• Task directions:
Reproduce the listing below word for word, with no pictures.

• Data listing:
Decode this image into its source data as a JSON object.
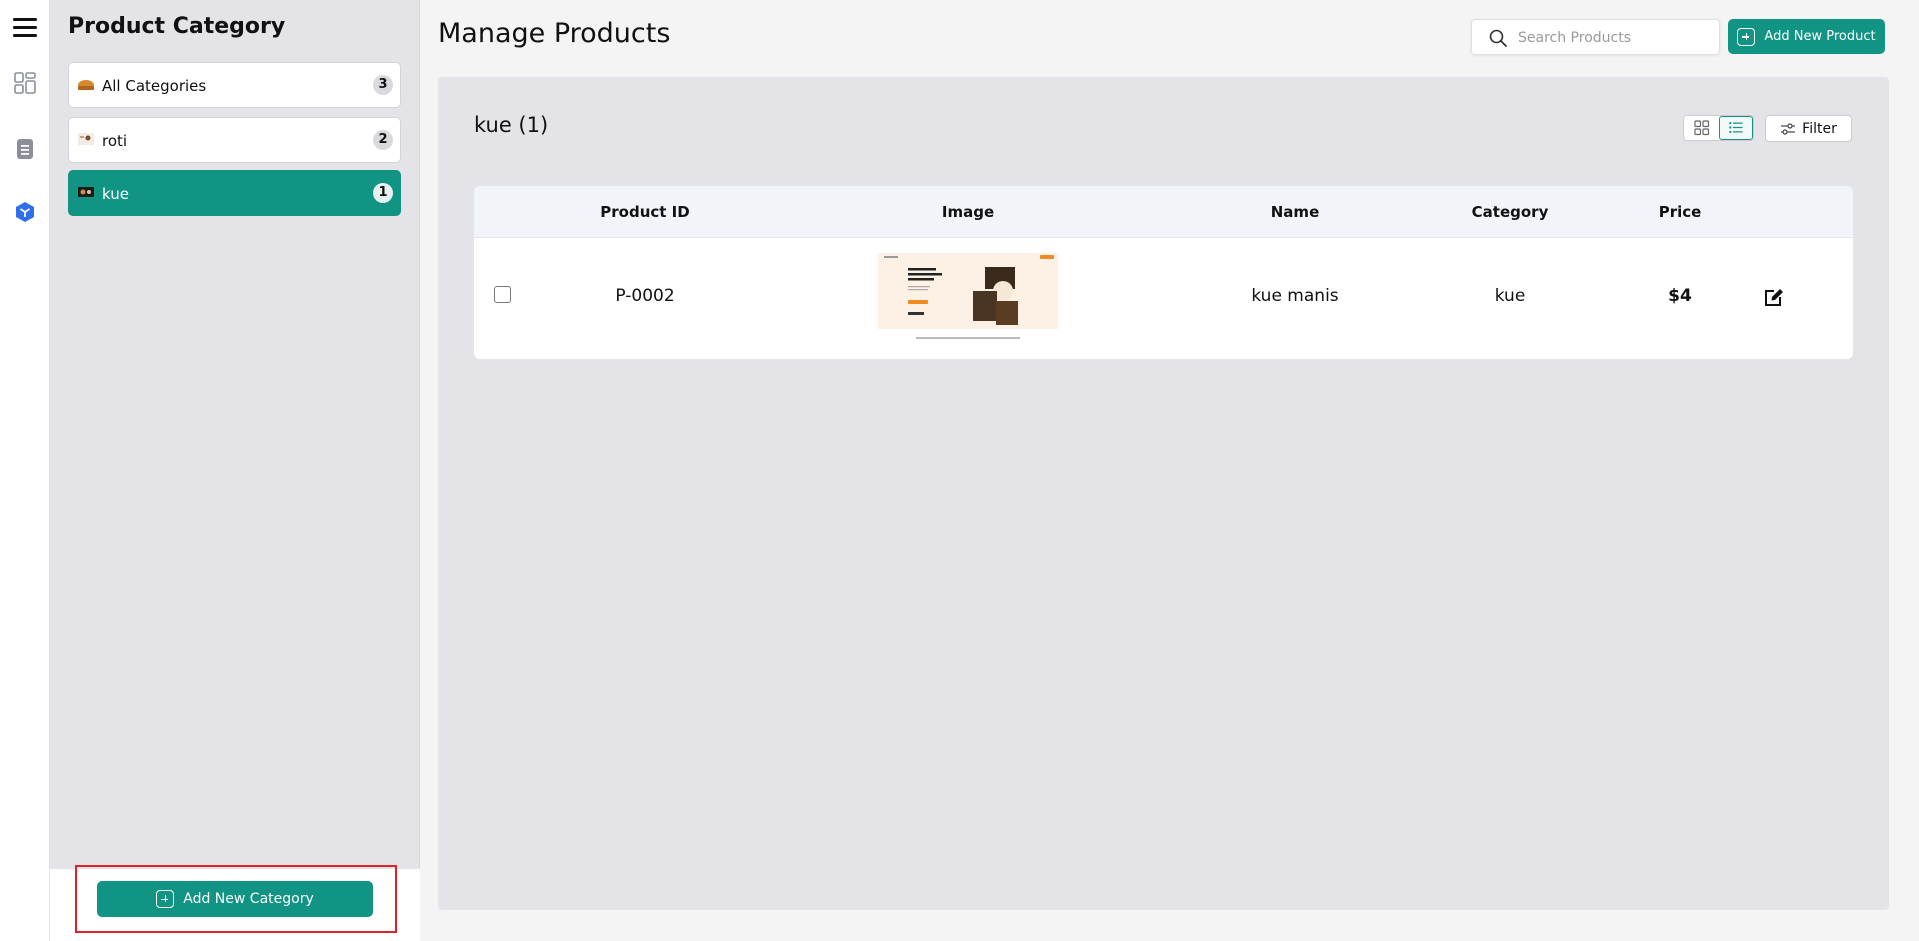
{
  "rail": {
    "icons": [
      "menu-icon",
      "dashboard-icon",
      "orders-icon",
      "products-icon"
    ],
    "accent": "#2f6fed"
  },
  "category_panel": {
    "title": "Product Category",
    "items": [
      {
        "label": "All Categories",
        "count": "3",
        "active": false
      },
      {
        "label": "roti",
        "count": "2",
        "active": false
      },
      {
        "label": "kue",
        "count": "1",
        "active": true
      }
    ],
    "add_button_label": "Add New Category"
  },
  "header": {
    "title": "Manage Products",
    "search_placeholder": "Search Products",
    "add_button_label": "Add New Product"
  },
  "list": {
    "title": "kue (1)",
    "view_modes": [
      "grid-view",
      "list-view"
    ],
    "active_view": "list-view",
    "filter_label": "Filter",
    "columns": [
      "Product ID",
      "Image",
      "Name",
      "Category",
      "Price"
    ],
    "rows": [
      {
        "id": "P-0002",
        "name": "kue manis",
        "category": "kue",
        "price": "$4"
      }
    ]
  },
  "colors": {
    "primary": "#119484",
    "highlight": "#e0222a"
  }
}
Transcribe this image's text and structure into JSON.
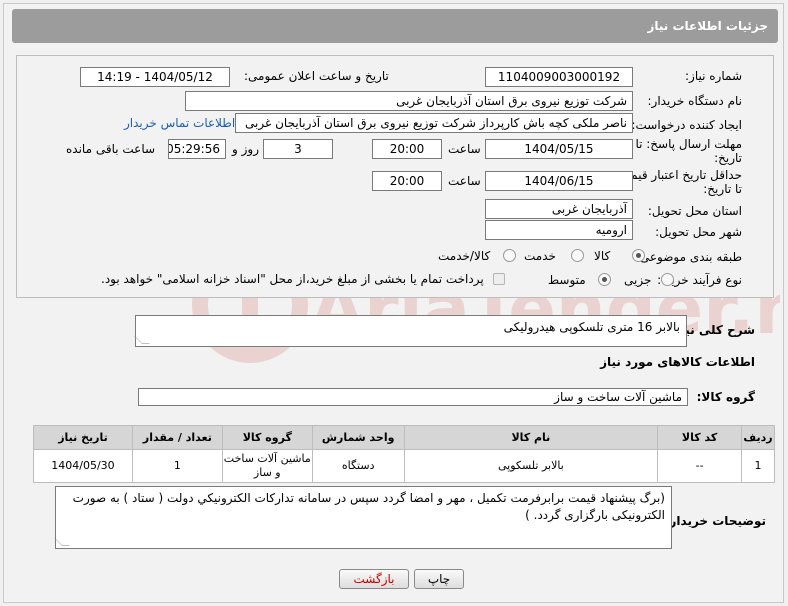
{
  "header": {
    "title": "جزئیات اطلاعات نیاز"
  },
  "fields": {
    "need_number_label": "شماره نیاز:",
    "need_number": "1104009003000192",
    "announce_label": "تاریخ و ساعت اعلان عمومی:",
    "announce_value": "1404/05/12 - 14:19",
    "buyer_org_label": "نام دستگاه خریدار:",
    "buyer_org": "شرکت توزیع نیروی برق استان آذربایجان غربی",
    "creator_label": "ایجاد کننده درخواست:",
    "creator": "ناصر ملکی کچه باش کارپرداز شرکت توزیع نیروی برق استان آذربایجان غربی",
    "contact_link": "اطلاعات تماس خریدار",
    "reply_deadline_label_1": "مهلت ارسال پاسخ: تا",
    "reply_deadline_label_2": "تاریخ:",
    "reply_date": "1404/05/15",
    "time_label": "ساعت",
    "reply_time": "20:00",
    "days_value": "3",
    "days_label": "روز و",
    "remaining_value": "05:29:56",
    "remaining_label": "ساعت باقی مانده",
    "price_validity_label_1": "حداقل تاریخ اعتبار قیمت:",
    "price_validity_label_2": "تا تاریخ:",
    "price_date": "1404/06/15",
    "price_time": "20:00",
    "province_label": "استان محل تحویل:",
    "province": "آذربایجان غربی",
    "city_label": "شهر محل تحویل:",
    "city": "ارومیه",
    "category_label": "طبقه بندی موضوعی:",
    "category_options": [
      "کالا",
      "خدمت",
      "کالا/خدمت"
    ],
    "category_selected": "کالا",
    "process_label": "نوع فرآیند خرید :",
    "process_options": [
      "جزیی",
      "متوسط"
    ],
    "process_selected": "متوسط",
    "payment_note": "پرداخت تمام یا بخشی از مبلغ خرید،از محل \"اسناد خزانه اسلامی\" خواهد بود."
  },
  "description": {
    "label": "شرح کلی نیاز:",
    "value": "بالابر 16 متری تلسکوپی هیدرولیکی"
  },
  "goods": {
    "section_title": "اطلاعات کالاهای مورد نیاز",
    "group_label": "گروه کالا:",
    "group_value": "ماشین آلات ساخت و ساز",
    "columns": [
      "ردیف",
      "کد کالا",
      "نام کالا",
      "واحد شمارش",
      "گروه کالا",
      "تعداد / مقدار",
      "تاریخ نیاز"
    ],
    "rows": [
      {
        "row": "1",
        "code": "--",
        "name": "بالابر تلسکوپی",
        "unit": "دستگاه",
        "group": "ماشین آلات ساخت و ساز",
        "qty": "1",
        "date": "1404/05/30"
      }
    ]
  },
  "buyer_notes": {
    "label": "توضیحات خریدار:",
    "value": "(برگ پیشنهاد قیمت برابرفرمت تکمیل ، مهر و امضا گردد سپس در سامانه تداركات الكترونيكي دولت ( ستاد ) به صورت الکترونیکی  بارگزاری گردد. )"
  },
  "buttons": {
    "print": "چاپ",
    "back": "بازگشت"
  },
  "watermark": {
    "text": "AriaTender.net"
  },
  "colors": {
    "header_bg": "#9c9c9c",
    "link": "#1a5fb4",
    "back_button_text": "#cc0000",
    "watermark": "#c0392b"
  }
}
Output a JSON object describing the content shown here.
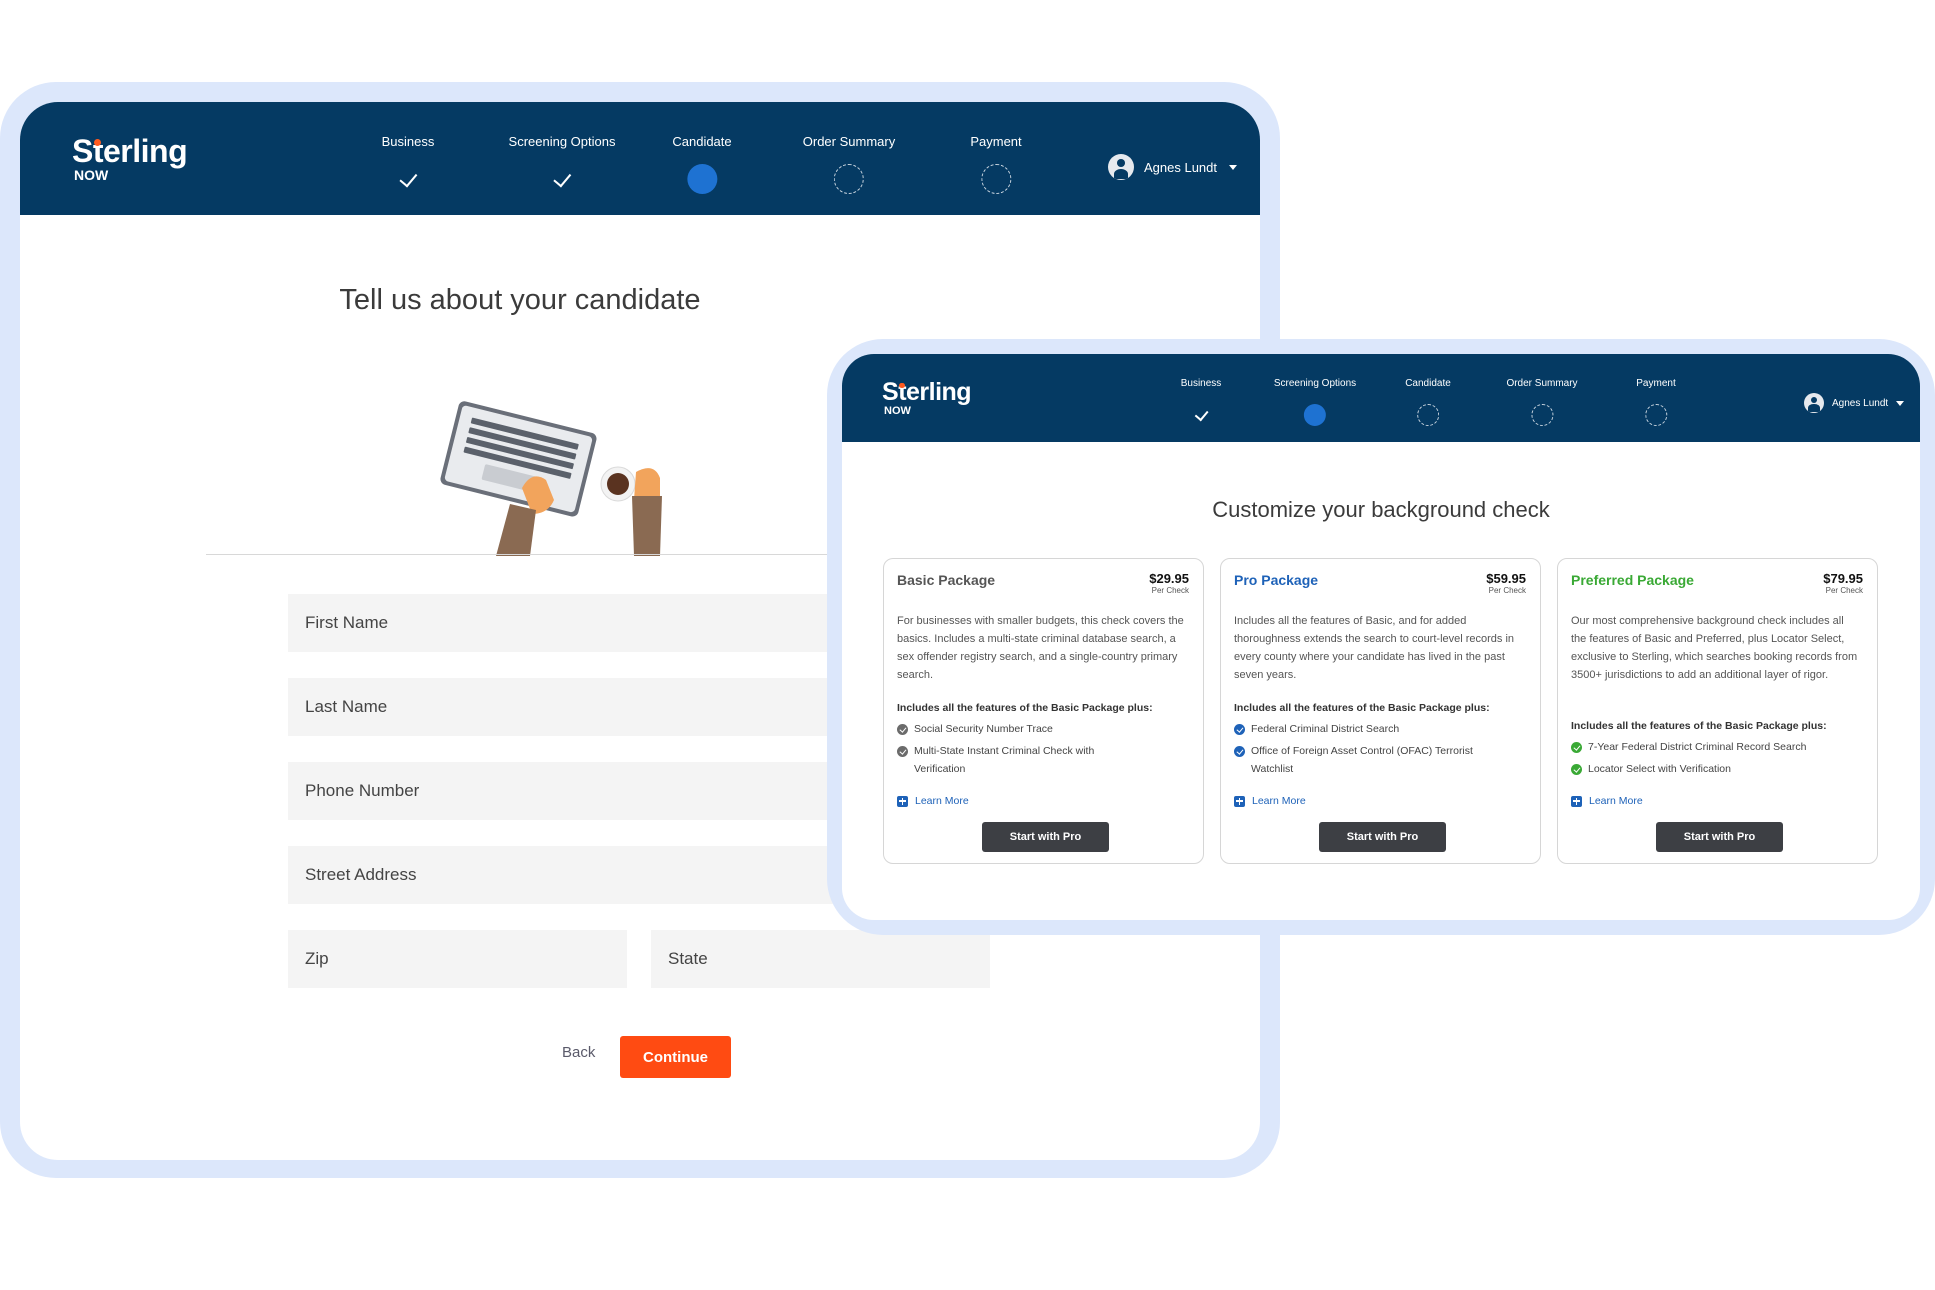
{
  "brand": {
    "word": "Sterling",
    "sub": "NOW",
    "accent": "#ff5a1f",
    "header_bg": "#053a63"
  },
  "window1": {
    "steps": [
      {
        "label": "Business",
        "state": "done"
      },
      {
        "label": "Screening Options",
        "state": "done"
      },
      {
        "label": "Candidate",
        "state": "active"
      },
      {
        "label": "Order Summary",
        "state": "todo"
      },
      {
        "label": "Payment",
        "state": "todo"
      }
    ],
    "user": {
      "name": "Agnes Lundt"
    },
    "title": "Tell us about your candidate",
    "fields": {
      "first_name": "First Name",
      "last_name": "Last Name",
      "phone": "Phone Number",
      "street": "Street Address",
      "zip": "Zip",
      "state": "State"
    },
    "back_label": "Back",
    "continue_label": "Continue",
    "continue_color": "#ff4b12"
  },
  "window2": {
    "steps": [
      {
        "label": "Business",
        "state": "done"
      },
      {
        "label": "Screening Options",
        "state": "active"
      },
      {
        "label": "Candidate",
        "state": "todo"
      },
      {
        "label": "Order Summary",
        "state": "todo"
      },
      {
        "label": "Payment",
        "state": "todo"
      }
    ],
    "user": {
      "name": "Agnes Lundt"
    },
    "title": "Customize your background check",
    "packages": [
      {
        "name": "Basic Package",
        "name_color": "#555555",
        "price": "$29.95",
        "per": "Per Check",
        "description": "For businesses with smaller budgets, this check covers the basics. Includes a multi-state criminal database search, a sex offender registry search, and a single-country primary search.",
        "includes_title": "Includes all the features of the Basic Package plus:",
        "check_color": "#6b6b6b",
        "features": [
          "Social Security Number Trace",
          "Multi-State Instant Criminal Check with Verification"
        ],
        "learn_more": "Learn More",
        "button": "Start with Pro"
      },
      {
        "name": "Pro Package",
        "name_color": "#1e62b8",
        "price": "$59.95",
        "per": "Per Check",
        "description": "Includes all the features of Basic, and for added thoroughness extends the search to court-level records in every county where your candidate has lived in the past seven years.",
        "includes_title": "Includes all the features of the Basic Package plus:",
        "check_color": "#1e62b8",
        "features": [
          "Federal Criminal District Search",
          "Office of Foreign Asset Control (OFAC) Terrorist Watchlist"
        ],
        "learn_more": "Learn More",
        "button": "Start with Pro"
      },
      {
        "name": "Preferred Package",
        "name_color": "#3aa935",
        "price": "$79.95",
        "per": "Per Check",
        "description": "Our most comprehensive background check includes all the features of Basic and Preferred, plus Locator Select, exclusive to Sterling, which searches booking records from 3500+ jurisdictions to add an additional layer of rigor.",
        "includes_title": "Includes all the features of the Basic Package plus:",
        "check_color": "#3aa935",
        "features": [
          "7-Year Federal District Criminal Record Search",
          "Locator Select with Verification"
        ],
        "learn_more": "Learn More",
        "button": "Start with Pro"
      }
    ]
  }
}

• Response to this task:
Decode this image into its source data as a JSON object.
{
  "rail": {
    "icons": [
      "menu-icon",
      "dashboard-icon",
      "orders-icon",
      "products-icon"
    ],
    "accent": "#2f6fed"
  },
  "category_panel": {
    "title": "Product Category",
    "items": [
      {
        "label": "All Categories",
        "count": "3",
        "active": false
      },
      {
        "label": "roti",
        "count": "2",
        "active": false
      },
      {
        "label": "kue",
        "count": "1",
        "active": true
      }
    ],
    "add_button_label": "Add New Category"
  },
  "header": {
    "title": "Manage Products",
    "search_placeholder": "Search Products",
    "add_button_label": "Add New Product"
  },
  "list": {
    "title": "kue (1)",
    "view_modes": [
      "grid-view",
      "list-view"
    ],
    "active_view": "list-view",
    "filter_label": "Filter",
    "columns": [
      "Product ID",
      "Image",
      "Name",
      "Category",
      "Price"
    ],
    "rows": [
      {
        "id": "P-0002",
        "name": "kue manis",
        "category": "kue",
        "price": "$4"
      }
    ]
  },
  "colors": {
    "primary": "#119484",
    "highlight": "#e0222a"
  }
}
Transcribe this image's text and structure into JSON.
{
  "header": {
    "title": "جزئیات اطلاعات نیاز"
  },
  "fields": {
    "need_number_label": "شماره نیاز:",
    "need_number": "1104009003000192",
    "announce_label": "تاریخ و ساعت اعلان عمومی:",
    "announce_value": "1404/05/12 - 14:19",
    "buyer_org_label": "نام دستگاه خریدار:",
    "buyer_org": "شرکت توزیع نیروی برق استان آذربایجان غربی",
    "creator_label": "ایجاد کننده درخواست:",
    "creator": "ناصر ملکی کچه باش کارپرداز شرکت توزیع نیروی برق استان آذربایجان غربی",
    "contact_link": "اطلاعات تماس خریدار",
    "reply_deadline_label_1": "مهلت ارسال پاسخ: تا",
    "reply_deadline_label_2": "تاریخ:",
    "reply_date": "1404/05/15",
    "time_label": "ساعت",
    "reply_time": "20:00",
    "days_value": "3",
    "days_label": "روز و",
    "remaining_value": "05:29:56",
    "remaining_label": "ساعت باقی مانده",
    "price_validity_label_1": "حداقل تاریخ اعتبار قیمت:",
    "price_validity_label_2": "تا تاریخ:",
    "price_date": "1404/06/15",
    "price_time": "20:00",
    "province_label": "استان محل تحویل:",
    "province": "آذربایجان غربی",
    "city_label": "شهر محل تحویل:",
    "city": "ارومیه",
    "category_label": "طبقه بندی موضوعی:",
    "category_options": [
      "کالا",
      "خدمت",
      "کالا/خدمت"
    ],
    "category_selected": "کالا",
    "process_label": "نوع فرآیند خرید :",
    "process_options": [
      "جزیی",
      "متوسط"
    ],
    "process_selected": "متوسط",
    "payment_note": "پرداخت تمام یا بخشی از مبلغ خرید،از محل \"اسناد خزانه اسلامی\" خواهد بود."
  },
  "description": {
    "label": "شرح کلی نیاز:",
    "value": "بالابر 16 متری تلسکوپی هیدرولیکی"
  },
  "goods": {
    "section_title": "اطلاعات کالاهای مورد نیاز",
    "group_label": "گروه کالا:",
    "group_value": "ماشین آلات ساخت و ساز",
    "columns": [
      "ردیف",
      "کد کالا",
      "نام کالا",
      "واحد شمارش",
      "گروه کالا",
      "تعداد / مقدار",
      "تاریخ نیاز"
    ],
    "rows": [
      {
        "row": "1",
        "code": "--",
        "name": "بالابر تلسکوپی",
        "unit": "دستگاه",
        "group": "ماشین آلات ساخت و ساز",
        "qty": "1",
        "date": "1404/05/30"
      }
    ]
  },
  "buyer_notes": {
    "label": "توضیحات خریدار:",
    "value": "(برگ پیشنهاد قیمت برابرفرمت تکمیل ، مهر و امضا گردد سپس در سامانه تداركات الكترونيكي دولت ( ستاد ) به صورت الکترونیکی  بارگزاری گردد. )"
  },
  "buttons": {
    "print": "چاپ",
    "back": "بازگشت"
  },
  "watermark": {
    "text": "AriaTender.net"
  },
  "colors": {
    "header_bg": "#9c9c9c",
    "link": "#1a5fb4",
    "back_button_text": "#cc0000",
    "watermark": "#c0392b"
  }
}
Output a JSON object describing the content shown here.
{
  "brand": {
    "word": "Sterling",
    "sub": "NOW",
    "accent": "#ff5a1f",
    "header_bg": "#053a63"
  },
  "window1": {
    "steps": [
      {
        "label": "Business",
        "state": "done"
      },
      {
        "label": "Screening Options",
        "state": "done"
      },
      {
        "label": "Candidate",
        "state": "active"
      },
      {
        "label": "Order Summary",
        "state": "todo"
      },
      {
        "label": "Payment",
        "state": "todo"
      }
    ],
    "user": {
      "name": "Agnes Lundt"
    },
    "title": "Tell us about your candidate",
    "fields": {
      "first_name": "First Name",
      "last_name": "Last Name",
      "phone": "Phone Number",
      "street": "Street Address",
      "zip": "Zip",
      "state": "State"
    },
    "back_label": "Back",
    "continue_label": "Continue",
    "continue_color": "#ff4b12"
  },
  "window2": {
    "steps": [
      {
        "label": "Business",
        "state": "done"
      },
      {
        "label": "Screening Options",
        "state": "active"
      },
      {
        "label": "Candidate",
        "state": "todo"
      },
      {
        "label": "Order Summary",
        "state": "todo"
      },
      {
        "label": "Payment",
        "state": "todo"
      }
    ],
    "user": {
      "name": "Agnes Lundt"
    },
    "title": "Customize your background check",
    "packages": [
      {
        "name": "Basic Package",
        "name_color": "#555555",
        "price": "$29.95",
        "per": "Per Check",
        "description": "For businesses with smaller budgets, this check covers the basics. Includes a multi-state criminal database search, a sex offender registry search, and a single-country primary search.",
        "includes_title": "Includes all the features of the Basic Package plus:",
        "check_color": "#6b6b6b",
        "features": [
          "Social Security Number Trace",
          "Multi-State Instant Criminal Check with Verification"
        ],
        "learn_more": "Learn More",
        "button": "Start with Pro"
      },
      {
        "name": "Pro Package",
        "name_color": "#1e62b8",
        "price": "$59.95",
        "per": "Per Check",
        "description": "Includes all the features of Basic, and for added thoroughness extends the search to court-level records in every county where your candidate has lived in the past seven years.",
        "includes_title": "Includes all the features of the Basic Package plus:",
        "check_color": "#1e62b8",
        "features": [
          "Federal Criminal District Search",
          "Office of Foreign Asset Control (OFAC) Terrorist Watchlist"
        ],
        "learn_more": "Learn More",
        "button": "Start with Pro"
      },
      {
        "name": "Preferred Package",
        "name_color": "#3aa935",
        "price": "$79.95",
        "per": "Per Check",
        "description": "Our most comprehensive background check includes all the features of Basic and Preferred, plus Locator Select, exclusive to Sterling, which searches booking records from 3500+ jurisdictions to add an additional layer of rigor.",
        "includes_title": "Includes all the features of the Basic Package plus:",
        "check_color": "#3aa935",
        "features": [
          "7-Year Federal District Criminal Record Search",
          "Locator Select with Verification"
        ],
        "learn_more": "Learn More",
        "button": "Start with Pro"
      }
    ]
  }
}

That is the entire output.